* _PROBLEM_:
Your answer must be the line holding "What data was" followed by every later line through the end of the entries, exactly as written.

Saved data entries:

───

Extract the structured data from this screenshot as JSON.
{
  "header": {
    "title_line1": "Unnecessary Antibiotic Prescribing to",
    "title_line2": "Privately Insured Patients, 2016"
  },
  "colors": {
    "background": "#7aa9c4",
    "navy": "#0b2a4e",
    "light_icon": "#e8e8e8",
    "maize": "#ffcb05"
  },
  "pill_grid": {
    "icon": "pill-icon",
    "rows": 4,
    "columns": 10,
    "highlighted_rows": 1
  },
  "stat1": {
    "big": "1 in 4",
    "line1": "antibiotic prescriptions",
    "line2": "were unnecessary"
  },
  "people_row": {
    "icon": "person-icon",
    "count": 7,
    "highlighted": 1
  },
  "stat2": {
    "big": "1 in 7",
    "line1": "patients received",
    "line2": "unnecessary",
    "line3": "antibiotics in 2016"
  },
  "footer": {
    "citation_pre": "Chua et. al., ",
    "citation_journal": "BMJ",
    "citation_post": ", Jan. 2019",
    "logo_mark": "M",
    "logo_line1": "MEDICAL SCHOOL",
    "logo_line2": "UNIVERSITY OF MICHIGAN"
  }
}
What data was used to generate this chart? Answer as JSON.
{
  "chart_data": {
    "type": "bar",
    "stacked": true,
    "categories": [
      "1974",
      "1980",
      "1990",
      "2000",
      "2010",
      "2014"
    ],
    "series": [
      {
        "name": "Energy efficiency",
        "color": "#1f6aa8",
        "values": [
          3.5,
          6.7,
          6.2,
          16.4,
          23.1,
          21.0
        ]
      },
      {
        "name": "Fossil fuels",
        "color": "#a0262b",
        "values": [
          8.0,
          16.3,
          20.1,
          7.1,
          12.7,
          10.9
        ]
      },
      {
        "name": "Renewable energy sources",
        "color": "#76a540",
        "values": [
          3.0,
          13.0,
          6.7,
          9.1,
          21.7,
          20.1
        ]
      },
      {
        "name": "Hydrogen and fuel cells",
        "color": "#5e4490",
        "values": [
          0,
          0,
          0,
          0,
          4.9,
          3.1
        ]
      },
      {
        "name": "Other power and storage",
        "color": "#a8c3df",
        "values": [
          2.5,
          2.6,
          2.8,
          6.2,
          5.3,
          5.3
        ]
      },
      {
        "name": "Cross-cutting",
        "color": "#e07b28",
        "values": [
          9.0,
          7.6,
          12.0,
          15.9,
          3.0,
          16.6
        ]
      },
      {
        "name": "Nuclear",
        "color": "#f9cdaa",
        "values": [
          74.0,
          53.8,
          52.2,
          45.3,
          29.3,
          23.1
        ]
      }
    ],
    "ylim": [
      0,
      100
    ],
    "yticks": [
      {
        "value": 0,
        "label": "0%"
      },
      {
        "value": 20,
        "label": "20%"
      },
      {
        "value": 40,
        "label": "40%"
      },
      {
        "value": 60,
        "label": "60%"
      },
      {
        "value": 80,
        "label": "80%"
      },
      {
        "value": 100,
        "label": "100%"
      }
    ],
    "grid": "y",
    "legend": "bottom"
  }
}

───

* _RESPONSE AREA_:
What data was used to generate this chart? Answer as JSON.
{
  "chart_data": {
    "type": "bar",
    "stacked": true,
    "categories": [
      "1974",
      "1980",
      "1990",
      "2000",
      "2010",
      "2014"
    ],
    "series": [
      {
        "name": "Energy efficiency",
        "color": "#1f6aa8",
        "values": [
          3.5,
          6.7,
          6.2,
          16.4,
          23.1,
          21.0
        ]
      },
      {
        "name": "Fossil fuels",
        "color": "#a0262b",
        "values": [
          8.0,
          16.3,
          20.1,
          7.1,
          12.7,
          10.9
        ]
      },
      {
        "name": "Renewable energy sources",
        "color": "#76a540",
        "values": [
          3.0,
          13.0,
          6.7,
          9.1,
          21.7,
          20.1
        ]
      },
      {
        "name": "Hydrogen and fuel cells",
        "color": "#5e4490",
        "values": [
          0,
          0,
          0,
          0,
          4.9,
          3.1
        ]
      },
      {
        "name": "Other power and storage",
        "color": "#a8c3df",
        "values": [
          2.5,
          2.6,
          2.8,
          6.2,
          5.3,
          5.3
        ]
      },
      {
        "name": "Cross-cutting",
        "color": "#e07b28",
        "values": [
          9.0,
          7.6,
          12.0,
          15.9,
          3.0,
          16.6
        ]
      },
      {
        "name": "Nuclear",
        "color": "#f9cdaa",
        "values": [
          74.0,
          53.8,
          52.2,
          45.3,
          29.3,
          23.1
        ]
      }
    ],
    "ylim": [
      0,
      100
    ],
    "yticks": [
      {
        "value": 0,
        "label": "0%"
      },
      {
        "value": 20,
        "label": "20%"
      },
      {
        "value": 40,
        "label": "40%"
      },
      {
        "value": 60,
        "label": "60%"
      },
      {
        "value": 80,
        "label": "80%"
      },
      {
        "value": 100,
        "label": "100%"
      }
    ],
    "grid": "y",
    "legend": "bottom"
  }
}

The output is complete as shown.